- _What the task requires_
Transcribe each line of the material as it is, and drop any picture.

START

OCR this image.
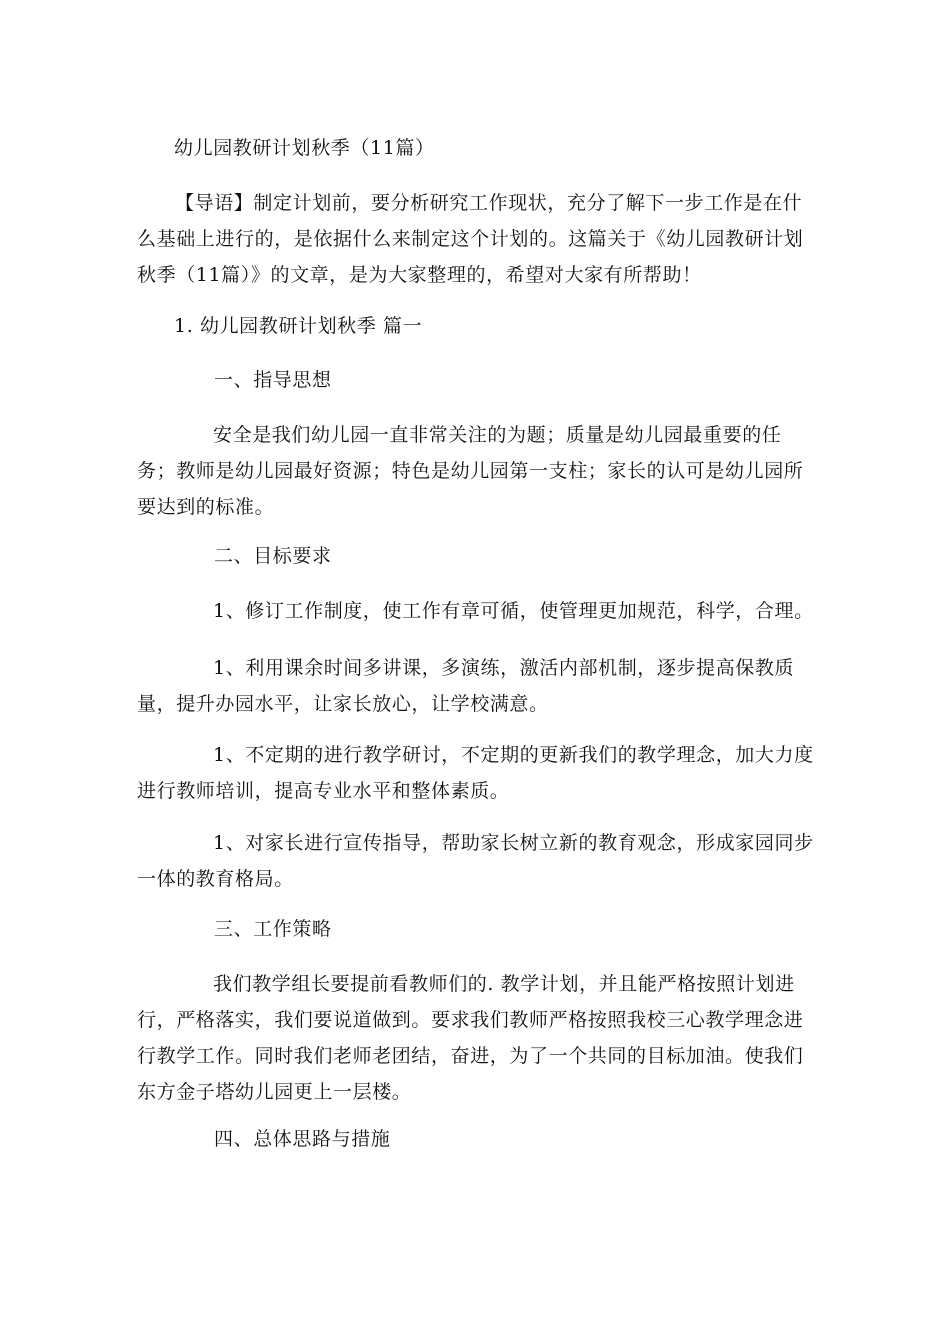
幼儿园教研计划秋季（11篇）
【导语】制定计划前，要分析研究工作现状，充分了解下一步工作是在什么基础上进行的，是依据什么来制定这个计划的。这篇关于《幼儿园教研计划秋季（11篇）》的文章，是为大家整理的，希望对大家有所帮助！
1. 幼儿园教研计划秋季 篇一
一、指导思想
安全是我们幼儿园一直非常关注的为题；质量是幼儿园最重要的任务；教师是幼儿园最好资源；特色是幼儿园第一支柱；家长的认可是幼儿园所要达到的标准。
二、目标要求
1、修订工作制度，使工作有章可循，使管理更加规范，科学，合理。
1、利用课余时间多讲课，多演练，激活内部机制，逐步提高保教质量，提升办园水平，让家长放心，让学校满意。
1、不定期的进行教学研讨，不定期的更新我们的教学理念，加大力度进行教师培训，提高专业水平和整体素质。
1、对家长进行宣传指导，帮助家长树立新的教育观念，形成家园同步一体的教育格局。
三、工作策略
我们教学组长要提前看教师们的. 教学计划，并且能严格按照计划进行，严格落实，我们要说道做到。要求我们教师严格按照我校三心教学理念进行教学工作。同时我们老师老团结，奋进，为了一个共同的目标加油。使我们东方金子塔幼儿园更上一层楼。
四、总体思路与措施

END

- _Expected answer_
OCR this image.
幼儿园教研计划秋季（11篇）
【导语】制定计划前，要分析研究工作现状，充分了解下一步工作是在什么基础上进行的，是依据什么来制定这个计划的。这篇关于《幼儿园教研计划秋季（11篇）》的文章，是为大家整理的，希望对大家有所帮助！
1. 幼儿园教研计划秋季 篇一
一、指导思想
安全是我们幼儿园一直非常关注的为题；质量是幼儿园最重要的任务；教师是幼儿园最好资源；特色是幼儿园第一支柱；家长的认可是幼儿园所要达到的标准。
二、目标要求
1、修订工作制度，使工作有章可循，使管理更加规范，科学，合理。
1、利用课余时间多讲课，多演练，激活内部机制，逐步提高保教质量，提升办园水平，让家长放心，让学校满意。
1、不定期的进行教学研讨，不定期的更新我们的教学理念，加大力度进行教师培训，提高专业水平和整体素质。
1、对家长进行宣传指导，帮助家长树立新的教育观念，形成家园同步一体的教育格局。
三、工作策略
我们教学组长要提前看教师们的. 教学计划，并且能严格按照计划进行，严格落实，我们要说道做到。要求我们教师严格按照我校三心教学理念进行教学工作。同时我们老师老团结，奋进，为了一个共同的目标加油。使我们东方金子塔幼儿园更上一层楼。
四、总体思路与措施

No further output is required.